**Information shown**
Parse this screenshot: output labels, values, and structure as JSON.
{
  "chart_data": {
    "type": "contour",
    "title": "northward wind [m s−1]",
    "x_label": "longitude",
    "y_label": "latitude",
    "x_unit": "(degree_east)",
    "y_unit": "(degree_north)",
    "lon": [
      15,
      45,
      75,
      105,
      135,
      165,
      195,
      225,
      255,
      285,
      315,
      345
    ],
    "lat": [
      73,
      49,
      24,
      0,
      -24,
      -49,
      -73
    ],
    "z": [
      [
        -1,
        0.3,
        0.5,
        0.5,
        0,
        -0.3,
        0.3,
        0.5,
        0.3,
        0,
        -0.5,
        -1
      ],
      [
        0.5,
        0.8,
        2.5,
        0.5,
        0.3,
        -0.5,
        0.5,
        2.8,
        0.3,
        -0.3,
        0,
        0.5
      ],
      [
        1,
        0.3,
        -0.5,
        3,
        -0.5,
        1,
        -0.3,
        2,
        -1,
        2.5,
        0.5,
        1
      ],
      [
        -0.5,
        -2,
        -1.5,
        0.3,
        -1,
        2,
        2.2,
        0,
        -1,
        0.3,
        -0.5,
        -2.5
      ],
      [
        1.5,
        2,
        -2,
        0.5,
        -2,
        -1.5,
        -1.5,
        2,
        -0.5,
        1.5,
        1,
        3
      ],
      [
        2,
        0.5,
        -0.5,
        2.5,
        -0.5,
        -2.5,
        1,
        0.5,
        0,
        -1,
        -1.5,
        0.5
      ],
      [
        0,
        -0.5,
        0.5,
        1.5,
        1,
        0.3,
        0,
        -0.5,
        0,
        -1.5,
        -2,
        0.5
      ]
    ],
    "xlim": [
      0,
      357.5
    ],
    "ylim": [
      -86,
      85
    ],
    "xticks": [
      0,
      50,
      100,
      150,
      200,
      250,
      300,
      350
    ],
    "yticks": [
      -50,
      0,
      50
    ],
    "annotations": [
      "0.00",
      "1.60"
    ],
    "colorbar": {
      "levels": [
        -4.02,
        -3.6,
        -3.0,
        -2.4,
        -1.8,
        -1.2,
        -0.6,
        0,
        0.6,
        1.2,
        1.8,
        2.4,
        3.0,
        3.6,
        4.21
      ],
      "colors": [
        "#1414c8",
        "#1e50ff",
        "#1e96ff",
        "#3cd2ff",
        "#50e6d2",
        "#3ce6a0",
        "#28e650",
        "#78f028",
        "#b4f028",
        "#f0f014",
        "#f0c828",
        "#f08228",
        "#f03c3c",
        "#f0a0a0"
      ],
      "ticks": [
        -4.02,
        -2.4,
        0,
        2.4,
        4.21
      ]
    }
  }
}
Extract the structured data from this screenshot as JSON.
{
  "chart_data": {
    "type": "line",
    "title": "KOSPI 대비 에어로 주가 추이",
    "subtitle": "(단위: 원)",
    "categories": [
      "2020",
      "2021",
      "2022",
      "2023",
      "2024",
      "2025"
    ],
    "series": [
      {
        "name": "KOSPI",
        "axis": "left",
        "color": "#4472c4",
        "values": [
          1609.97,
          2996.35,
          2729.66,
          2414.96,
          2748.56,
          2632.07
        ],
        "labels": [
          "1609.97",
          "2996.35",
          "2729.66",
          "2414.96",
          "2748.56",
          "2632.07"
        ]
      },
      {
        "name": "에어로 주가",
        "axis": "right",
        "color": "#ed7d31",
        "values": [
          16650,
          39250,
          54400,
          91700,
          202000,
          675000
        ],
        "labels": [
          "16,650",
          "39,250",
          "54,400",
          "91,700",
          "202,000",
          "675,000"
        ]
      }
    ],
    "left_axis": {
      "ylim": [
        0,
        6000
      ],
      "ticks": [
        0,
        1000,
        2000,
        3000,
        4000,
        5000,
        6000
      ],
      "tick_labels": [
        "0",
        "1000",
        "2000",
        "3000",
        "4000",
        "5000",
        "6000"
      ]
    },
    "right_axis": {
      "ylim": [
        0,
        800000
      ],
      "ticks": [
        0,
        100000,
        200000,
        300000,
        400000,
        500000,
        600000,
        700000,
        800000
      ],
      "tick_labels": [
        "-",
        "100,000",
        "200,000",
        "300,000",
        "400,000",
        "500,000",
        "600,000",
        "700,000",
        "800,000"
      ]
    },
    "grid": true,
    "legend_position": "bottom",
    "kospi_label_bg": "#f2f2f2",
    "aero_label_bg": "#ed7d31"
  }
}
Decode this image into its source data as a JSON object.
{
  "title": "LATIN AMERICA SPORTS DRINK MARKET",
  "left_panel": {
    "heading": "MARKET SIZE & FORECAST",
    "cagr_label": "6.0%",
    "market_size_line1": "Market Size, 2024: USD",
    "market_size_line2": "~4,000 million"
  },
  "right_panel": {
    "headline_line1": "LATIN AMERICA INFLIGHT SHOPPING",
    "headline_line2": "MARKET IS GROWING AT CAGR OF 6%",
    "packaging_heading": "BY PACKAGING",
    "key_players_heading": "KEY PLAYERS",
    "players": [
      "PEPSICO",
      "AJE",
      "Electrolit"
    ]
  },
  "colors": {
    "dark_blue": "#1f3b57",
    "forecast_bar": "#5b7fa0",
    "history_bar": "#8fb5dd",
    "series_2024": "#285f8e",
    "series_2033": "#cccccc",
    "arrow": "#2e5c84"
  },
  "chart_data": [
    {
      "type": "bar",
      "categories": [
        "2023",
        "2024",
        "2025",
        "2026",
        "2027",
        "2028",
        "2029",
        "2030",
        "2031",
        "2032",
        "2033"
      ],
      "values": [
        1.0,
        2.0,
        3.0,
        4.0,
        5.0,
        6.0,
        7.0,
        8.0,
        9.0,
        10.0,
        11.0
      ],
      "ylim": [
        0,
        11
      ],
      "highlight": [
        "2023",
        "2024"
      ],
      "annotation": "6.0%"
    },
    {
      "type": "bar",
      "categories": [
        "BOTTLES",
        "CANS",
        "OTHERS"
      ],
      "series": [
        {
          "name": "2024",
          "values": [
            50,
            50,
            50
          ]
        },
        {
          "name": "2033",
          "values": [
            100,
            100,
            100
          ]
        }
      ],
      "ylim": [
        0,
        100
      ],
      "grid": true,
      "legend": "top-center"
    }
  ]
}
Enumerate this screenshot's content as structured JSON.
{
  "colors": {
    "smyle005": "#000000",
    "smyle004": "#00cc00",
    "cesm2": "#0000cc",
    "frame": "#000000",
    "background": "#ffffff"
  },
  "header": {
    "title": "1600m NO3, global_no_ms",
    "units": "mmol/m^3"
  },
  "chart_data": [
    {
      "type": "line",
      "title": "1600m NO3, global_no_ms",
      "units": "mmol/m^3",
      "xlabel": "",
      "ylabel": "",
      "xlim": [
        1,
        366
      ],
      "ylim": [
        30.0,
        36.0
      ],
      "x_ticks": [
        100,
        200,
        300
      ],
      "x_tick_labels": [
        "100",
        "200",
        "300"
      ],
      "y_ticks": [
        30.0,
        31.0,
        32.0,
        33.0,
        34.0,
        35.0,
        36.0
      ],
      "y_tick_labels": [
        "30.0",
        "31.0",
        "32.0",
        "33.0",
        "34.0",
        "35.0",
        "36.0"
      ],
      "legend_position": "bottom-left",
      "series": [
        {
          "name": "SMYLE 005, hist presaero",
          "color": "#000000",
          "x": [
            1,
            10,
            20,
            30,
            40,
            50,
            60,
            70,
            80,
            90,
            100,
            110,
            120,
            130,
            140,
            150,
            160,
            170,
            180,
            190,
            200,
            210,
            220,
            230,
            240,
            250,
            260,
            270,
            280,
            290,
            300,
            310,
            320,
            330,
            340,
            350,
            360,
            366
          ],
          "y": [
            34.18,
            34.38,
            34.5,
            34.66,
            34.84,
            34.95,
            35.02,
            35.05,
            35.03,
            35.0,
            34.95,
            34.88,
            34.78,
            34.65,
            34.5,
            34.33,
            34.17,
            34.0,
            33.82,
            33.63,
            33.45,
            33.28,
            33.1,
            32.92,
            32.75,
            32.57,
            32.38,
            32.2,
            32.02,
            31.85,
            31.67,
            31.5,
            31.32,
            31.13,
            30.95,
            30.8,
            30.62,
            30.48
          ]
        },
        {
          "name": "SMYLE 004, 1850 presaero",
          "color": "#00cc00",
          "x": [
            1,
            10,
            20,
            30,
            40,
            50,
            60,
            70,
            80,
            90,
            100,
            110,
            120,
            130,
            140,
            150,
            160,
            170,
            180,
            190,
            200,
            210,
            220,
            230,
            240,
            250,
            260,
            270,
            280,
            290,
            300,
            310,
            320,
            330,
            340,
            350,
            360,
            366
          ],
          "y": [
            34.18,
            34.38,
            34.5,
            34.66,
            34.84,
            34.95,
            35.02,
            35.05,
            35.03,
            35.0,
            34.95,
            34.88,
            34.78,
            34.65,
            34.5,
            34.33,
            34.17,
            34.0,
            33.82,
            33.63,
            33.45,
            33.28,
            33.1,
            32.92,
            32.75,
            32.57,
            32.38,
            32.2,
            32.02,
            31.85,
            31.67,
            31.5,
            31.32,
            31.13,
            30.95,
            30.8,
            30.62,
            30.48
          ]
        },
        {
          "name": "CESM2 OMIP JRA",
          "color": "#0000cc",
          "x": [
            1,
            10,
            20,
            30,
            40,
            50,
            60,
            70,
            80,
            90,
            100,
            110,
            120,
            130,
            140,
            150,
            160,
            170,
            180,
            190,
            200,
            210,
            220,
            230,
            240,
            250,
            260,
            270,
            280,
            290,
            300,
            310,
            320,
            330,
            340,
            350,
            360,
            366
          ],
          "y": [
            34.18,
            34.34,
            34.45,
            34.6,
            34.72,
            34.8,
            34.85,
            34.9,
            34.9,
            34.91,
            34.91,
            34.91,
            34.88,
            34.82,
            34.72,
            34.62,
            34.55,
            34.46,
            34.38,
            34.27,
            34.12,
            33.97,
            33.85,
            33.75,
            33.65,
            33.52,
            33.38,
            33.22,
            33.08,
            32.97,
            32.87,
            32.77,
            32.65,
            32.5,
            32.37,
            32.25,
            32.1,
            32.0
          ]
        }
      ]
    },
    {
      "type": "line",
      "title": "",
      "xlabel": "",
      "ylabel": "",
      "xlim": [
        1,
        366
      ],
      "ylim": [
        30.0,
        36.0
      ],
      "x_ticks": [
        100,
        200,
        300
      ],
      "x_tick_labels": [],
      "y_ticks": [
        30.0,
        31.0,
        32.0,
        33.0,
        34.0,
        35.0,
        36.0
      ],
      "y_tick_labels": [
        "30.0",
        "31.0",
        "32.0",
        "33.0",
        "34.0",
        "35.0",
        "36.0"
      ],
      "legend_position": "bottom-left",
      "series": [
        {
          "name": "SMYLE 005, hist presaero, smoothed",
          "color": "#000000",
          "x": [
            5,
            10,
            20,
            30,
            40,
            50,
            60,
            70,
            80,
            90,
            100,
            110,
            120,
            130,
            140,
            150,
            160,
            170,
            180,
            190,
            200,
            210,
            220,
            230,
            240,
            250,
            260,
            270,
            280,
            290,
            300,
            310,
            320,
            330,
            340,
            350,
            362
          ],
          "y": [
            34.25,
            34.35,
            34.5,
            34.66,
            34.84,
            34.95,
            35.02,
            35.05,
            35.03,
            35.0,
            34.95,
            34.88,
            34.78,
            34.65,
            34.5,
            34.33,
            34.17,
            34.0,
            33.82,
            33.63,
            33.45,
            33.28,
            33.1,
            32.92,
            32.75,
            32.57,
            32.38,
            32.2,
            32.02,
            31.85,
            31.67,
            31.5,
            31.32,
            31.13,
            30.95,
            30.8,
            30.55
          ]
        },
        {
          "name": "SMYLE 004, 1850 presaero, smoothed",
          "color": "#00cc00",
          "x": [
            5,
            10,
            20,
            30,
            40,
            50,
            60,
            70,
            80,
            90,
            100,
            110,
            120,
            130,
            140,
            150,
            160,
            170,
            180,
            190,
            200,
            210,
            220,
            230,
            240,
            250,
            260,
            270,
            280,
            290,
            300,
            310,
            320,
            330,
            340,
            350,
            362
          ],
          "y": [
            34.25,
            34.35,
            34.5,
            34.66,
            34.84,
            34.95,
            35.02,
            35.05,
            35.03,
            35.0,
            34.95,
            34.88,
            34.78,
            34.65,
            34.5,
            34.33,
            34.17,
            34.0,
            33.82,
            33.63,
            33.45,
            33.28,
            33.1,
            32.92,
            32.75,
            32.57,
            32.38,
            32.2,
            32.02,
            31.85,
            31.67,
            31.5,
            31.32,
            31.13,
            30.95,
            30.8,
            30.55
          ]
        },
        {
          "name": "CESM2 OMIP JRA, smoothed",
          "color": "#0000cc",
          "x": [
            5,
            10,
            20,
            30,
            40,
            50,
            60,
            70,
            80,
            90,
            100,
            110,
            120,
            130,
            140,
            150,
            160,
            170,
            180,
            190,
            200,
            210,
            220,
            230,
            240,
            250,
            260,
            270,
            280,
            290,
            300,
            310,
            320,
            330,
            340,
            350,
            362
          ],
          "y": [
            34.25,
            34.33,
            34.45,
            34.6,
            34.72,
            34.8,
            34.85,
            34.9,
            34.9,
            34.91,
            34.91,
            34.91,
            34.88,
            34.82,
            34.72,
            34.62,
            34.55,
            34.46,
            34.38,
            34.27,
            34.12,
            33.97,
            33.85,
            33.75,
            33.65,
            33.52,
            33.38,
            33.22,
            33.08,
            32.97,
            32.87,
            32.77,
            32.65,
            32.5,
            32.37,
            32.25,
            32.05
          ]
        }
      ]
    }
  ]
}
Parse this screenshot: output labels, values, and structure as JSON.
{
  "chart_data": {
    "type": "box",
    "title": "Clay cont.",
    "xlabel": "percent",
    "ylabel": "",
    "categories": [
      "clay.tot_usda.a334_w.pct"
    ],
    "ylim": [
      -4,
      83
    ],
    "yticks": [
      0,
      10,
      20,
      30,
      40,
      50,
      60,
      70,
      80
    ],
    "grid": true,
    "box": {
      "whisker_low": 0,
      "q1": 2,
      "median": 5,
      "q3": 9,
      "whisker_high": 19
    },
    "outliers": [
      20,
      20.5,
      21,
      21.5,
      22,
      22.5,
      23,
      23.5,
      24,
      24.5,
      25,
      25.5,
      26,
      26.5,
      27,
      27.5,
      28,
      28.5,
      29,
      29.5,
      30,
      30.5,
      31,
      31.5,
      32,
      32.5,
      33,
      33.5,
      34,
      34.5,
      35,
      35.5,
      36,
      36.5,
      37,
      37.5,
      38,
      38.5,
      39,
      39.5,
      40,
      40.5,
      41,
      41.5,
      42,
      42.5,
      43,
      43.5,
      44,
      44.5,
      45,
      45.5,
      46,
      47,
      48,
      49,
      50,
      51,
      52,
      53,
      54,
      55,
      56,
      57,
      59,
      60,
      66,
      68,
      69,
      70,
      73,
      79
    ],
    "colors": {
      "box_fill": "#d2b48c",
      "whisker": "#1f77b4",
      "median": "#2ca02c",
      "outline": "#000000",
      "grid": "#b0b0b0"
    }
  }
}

**What to do**
Filter the data, keeping only the lines that contain "type".

**Reply to the exercise**
    "type": "contour",
    "type": "line",
      "type": "bar",
      "type": "bar",
      "type": "line",
      "type": "line",
    "type": "box",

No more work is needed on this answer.